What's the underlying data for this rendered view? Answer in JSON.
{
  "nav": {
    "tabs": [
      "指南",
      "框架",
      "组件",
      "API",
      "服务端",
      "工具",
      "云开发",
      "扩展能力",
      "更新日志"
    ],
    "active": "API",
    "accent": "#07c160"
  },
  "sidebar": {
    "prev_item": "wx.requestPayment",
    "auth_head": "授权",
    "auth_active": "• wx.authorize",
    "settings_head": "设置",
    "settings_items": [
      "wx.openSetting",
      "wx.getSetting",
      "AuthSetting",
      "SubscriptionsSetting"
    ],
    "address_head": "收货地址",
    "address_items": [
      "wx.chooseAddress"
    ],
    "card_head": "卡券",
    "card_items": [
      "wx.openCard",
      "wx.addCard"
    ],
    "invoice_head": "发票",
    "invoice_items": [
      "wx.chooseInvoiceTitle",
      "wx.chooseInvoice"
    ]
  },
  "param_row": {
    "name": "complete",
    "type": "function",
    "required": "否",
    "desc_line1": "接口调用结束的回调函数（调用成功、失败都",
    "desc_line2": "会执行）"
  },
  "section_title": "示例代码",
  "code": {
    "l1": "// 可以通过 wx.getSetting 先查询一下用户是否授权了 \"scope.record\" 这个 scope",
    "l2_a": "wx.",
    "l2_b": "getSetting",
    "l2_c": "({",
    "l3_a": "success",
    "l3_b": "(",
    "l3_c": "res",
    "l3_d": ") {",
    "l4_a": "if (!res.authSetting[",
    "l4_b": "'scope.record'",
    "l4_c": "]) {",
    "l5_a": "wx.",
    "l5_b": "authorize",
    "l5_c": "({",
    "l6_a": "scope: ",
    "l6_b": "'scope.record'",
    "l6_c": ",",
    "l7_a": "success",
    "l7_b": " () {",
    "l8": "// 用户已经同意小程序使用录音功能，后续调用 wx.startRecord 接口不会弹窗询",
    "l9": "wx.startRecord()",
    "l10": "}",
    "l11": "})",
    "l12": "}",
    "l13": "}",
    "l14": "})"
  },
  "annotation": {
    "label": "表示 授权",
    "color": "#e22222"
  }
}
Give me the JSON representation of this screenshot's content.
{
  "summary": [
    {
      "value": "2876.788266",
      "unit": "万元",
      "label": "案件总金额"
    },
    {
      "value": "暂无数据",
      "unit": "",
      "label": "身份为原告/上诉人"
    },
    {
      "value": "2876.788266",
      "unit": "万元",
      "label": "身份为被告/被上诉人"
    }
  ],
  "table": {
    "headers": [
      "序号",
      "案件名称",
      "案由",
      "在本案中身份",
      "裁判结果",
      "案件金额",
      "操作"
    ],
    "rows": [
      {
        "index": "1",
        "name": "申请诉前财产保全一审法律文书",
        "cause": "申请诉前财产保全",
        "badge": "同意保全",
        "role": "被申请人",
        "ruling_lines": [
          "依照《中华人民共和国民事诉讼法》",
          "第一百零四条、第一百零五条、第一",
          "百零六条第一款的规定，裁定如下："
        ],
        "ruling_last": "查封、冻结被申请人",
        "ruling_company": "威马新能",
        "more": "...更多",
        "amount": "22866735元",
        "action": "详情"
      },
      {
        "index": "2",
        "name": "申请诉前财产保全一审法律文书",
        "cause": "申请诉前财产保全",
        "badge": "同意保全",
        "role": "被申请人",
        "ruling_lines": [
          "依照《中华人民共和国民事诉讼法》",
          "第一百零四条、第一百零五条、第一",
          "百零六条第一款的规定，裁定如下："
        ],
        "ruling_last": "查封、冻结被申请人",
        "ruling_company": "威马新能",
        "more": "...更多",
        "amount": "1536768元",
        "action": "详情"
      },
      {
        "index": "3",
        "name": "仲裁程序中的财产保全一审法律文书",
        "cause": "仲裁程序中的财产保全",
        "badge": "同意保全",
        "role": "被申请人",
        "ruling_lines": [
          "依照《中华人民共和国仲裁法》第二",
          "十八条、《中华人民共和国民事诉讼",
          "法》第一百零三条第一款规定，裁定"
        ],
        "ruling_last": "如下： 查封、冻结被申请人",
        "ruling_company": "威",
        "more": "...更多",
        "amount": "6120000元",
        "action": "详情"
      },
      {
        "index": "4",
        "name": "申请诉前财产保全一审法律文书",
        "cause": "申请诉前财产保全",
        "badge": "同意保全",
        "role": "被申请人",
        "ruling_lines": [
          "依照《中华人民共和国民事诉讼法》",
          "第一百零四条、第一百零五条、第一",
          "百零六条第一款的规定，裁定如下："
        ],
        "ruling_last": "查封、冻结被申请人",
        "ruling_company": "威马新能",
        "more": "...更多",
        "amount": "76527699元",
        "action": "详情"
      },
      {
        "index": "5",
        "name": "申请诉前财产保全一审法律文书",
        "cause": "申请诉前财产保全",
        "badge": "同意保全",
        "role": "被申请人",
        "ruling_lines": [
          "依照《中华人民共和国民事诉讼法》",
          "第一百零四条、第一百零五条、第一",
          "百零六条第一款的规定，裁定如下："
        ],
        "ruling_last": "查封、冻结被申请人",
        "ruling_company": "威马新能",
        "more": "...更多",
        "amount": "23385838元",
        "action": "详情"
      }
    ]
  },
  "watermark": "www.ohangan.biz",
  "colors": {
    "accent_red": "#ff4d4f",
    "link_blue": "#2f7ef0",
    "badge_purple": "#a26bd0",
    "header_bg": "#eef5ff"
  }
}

* * *

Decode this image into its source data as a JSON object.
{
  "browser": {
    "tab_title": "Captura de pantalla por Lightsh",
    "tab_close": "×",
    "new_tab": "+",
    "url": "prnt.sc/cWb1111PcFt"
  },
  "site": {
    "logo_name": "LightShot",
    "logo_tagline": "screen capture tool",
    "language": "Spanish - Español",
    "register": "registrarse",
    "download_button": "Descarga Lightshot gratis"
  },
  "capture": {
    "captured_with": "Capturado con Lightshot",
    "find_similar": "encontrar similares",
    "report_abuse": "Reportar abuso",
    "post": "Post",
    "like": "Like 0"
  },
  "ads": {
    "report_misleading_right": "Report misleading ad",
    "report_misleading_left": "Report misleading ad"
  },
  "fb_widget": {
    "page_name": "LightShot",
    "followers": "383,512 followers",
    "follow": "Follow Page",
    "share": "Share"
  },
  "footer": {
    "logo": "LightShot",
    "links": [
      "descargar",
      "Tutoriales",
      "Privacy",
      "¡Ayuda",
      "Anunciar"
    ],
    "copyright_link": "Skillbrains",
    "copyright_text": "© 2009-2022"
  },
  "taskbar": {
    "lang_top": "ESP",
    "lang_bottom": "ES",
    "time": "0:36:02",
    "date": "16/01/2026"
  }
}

§ Written exercise
Wherever a line in the data above holds "misleading", copy that line.

§ The solution
    "report_misleading_right": "Report misleading ad",
    "report_misleading_left": "Report misleading ad"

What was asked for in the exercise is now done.